*** Task data ***
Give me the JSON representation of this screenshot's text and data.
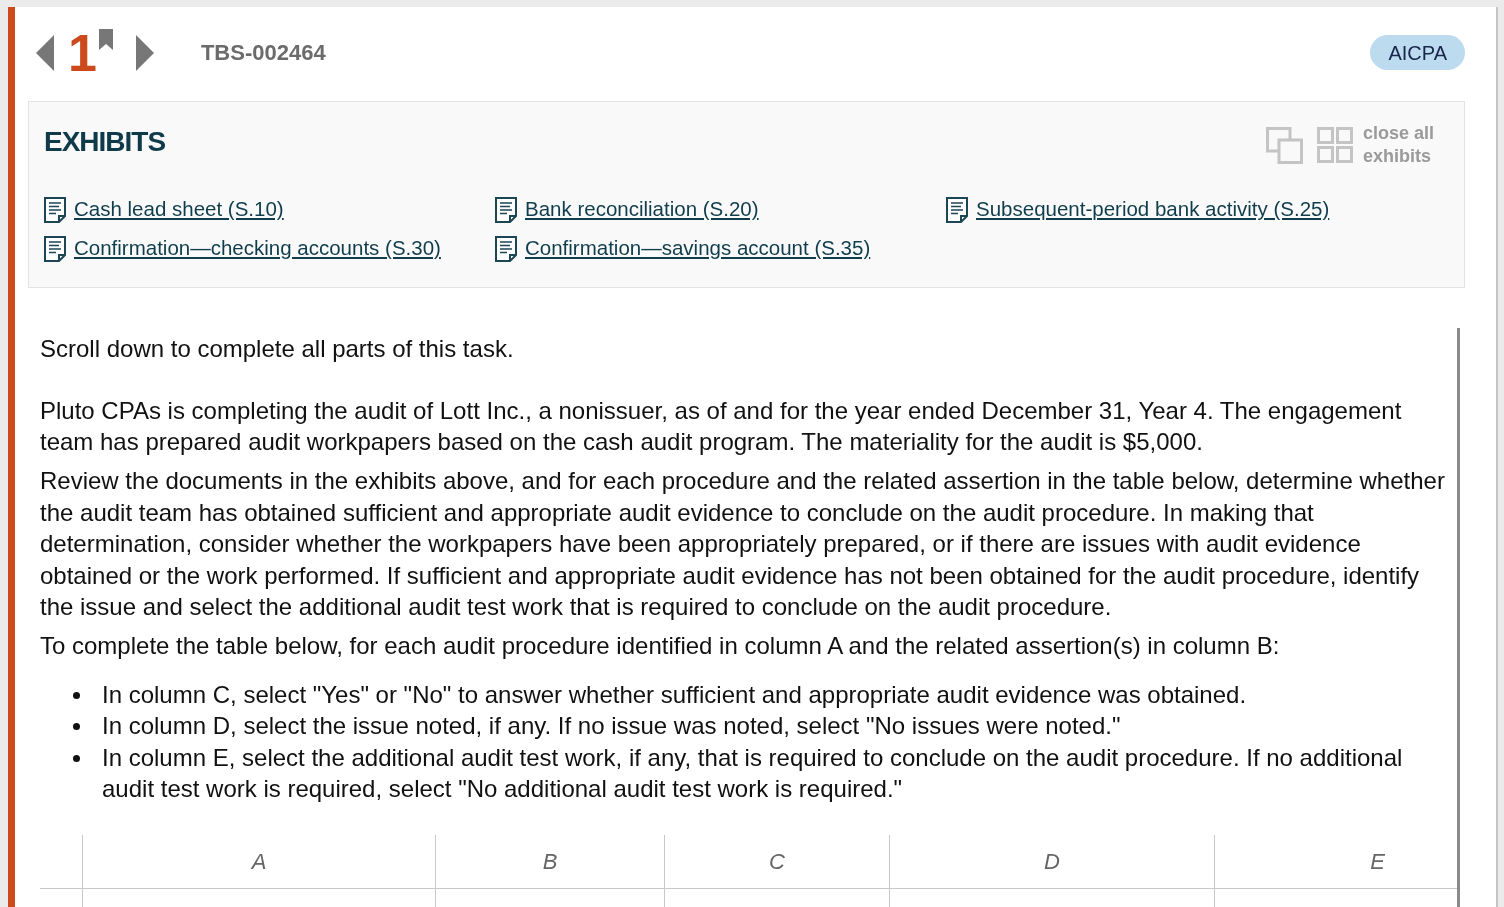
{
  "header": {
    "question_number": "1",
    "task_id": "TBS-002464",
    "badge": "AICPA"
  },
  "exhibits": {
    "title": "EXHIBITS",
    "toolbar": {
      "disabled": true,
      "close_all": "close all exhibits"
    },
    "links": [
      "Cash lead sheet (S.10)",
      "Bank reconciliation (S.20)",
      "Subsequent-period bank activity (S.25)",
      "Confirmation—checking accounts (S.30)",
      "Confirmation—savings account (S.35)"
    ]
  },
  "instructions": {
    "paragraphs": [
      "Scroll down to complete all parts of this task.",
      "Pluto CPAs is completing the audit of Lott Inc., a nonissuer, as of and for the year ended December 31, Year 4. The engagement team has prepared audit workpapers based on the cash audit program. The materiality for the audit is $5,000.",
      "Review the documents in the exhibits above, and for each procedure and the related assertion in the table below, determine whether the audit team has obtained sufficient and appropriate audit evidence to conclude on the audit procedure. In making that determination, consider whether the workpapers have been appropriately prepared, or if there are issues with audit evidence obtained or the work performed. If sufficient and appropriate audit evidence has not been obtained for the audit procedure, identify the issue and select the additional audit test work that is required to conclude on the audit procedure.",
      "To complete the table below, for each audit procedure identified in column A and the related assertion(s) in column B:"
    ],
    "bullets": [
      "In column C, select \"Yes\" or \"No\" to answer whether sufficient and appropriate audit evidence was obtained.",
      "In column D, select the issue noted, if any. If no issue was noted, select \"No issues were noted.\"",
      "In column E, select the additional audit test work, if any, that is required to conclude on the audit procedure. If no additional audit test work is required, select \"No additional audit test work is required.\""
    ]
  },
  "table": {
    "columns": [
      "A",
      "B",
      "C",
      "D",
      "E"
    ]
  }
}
***
*** Task data ***
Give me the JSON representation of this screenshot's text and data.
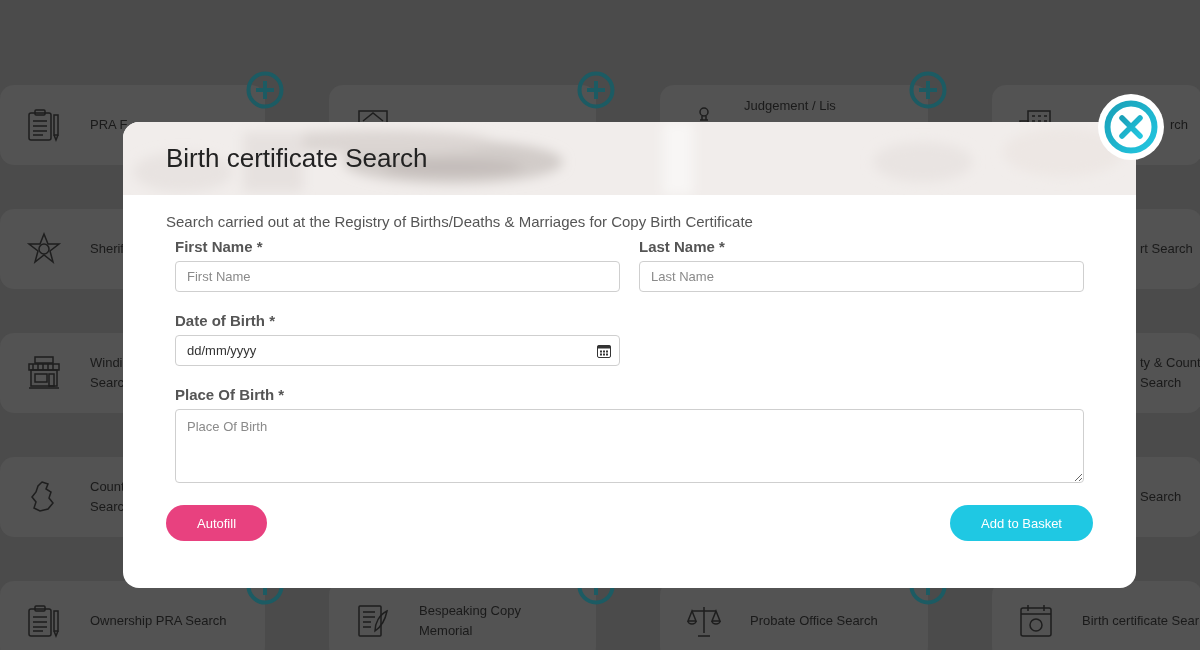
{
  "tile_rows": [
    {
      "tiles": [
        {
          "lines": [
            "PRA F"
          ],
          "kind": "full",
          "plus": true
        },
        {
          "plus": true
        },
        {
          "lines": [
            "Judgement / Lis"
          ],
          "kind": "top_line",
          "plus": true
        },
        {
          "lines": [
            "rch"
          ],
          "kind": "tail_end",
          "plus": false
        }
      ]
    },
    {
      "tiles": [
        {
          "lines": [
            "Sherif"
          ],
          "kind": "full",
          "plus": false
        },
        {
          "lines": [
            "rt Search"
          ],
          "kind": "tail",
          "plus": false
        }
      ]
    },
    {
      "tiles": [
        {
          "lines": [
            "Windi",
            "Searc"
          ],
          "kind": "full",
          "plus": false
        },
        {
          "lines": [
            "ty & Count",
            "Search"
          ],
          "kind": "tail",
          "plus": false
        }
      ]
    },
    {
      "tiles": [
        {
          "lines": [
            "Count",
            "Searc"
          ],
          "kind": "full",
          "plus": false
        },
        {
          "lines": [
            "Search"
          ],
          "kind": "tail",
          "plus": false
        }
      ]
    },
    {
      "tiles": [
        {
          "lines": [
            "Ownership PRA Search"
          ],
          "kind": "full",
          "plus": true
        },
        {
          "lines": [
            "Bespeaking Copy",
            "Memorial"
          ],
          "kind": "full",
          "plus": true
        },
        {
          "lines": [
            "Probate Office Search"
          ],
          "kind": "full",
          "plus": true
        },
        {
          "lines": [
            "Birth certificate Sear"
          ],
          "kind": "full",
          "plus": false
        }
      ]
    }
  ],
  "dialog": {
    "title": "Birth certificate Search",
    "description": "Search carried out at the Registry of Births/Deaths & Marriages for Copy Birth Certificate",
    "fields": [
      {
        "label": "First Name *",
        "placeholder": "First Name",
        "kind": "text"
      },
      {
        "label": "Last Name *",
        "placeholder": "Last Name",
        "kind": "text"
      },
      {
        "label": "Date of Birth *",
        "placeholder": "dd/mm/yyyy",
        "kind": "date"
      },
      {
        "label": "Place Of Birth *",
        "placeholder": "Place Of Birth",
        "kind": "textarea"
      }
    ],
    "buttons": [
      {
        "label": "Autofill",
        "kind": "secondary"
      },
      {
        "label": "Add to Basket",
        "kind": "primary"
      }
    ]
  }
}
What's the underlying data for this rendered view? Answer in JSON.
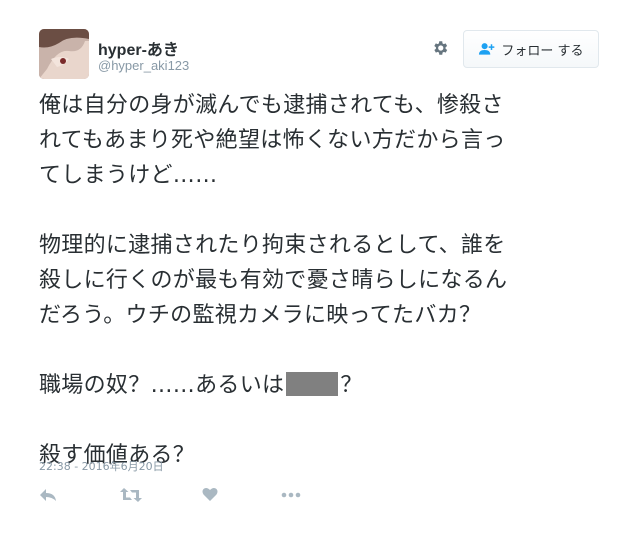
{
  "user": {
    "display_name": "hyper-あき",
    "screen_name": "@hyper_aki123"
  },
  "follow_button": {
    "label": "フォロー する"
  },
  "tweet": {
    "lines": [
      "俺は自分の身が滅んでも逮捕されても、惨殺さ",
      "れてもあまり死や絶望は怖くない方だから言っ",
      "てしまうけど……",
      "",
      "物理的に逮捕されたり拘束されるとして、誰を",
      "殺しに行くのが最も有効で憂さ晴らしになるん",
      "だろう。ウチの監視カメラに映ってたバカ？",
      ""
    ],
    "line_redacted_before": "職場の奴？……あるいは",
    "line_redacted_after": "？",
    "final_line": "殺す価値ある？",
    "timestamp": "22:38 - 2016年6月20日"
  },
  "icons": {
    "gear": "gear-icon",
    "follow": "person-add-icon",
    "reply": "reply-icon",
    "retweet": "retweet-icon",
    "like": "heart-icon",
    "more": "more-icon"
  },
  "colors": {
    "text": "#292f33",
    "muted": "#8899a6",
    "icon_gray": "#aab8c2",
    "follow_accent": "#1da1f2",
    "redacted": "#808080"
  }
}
***
#### [Exercise directions]
Say the number of lines in the listing that hold "required", with no added words.

#### [Task solution]
2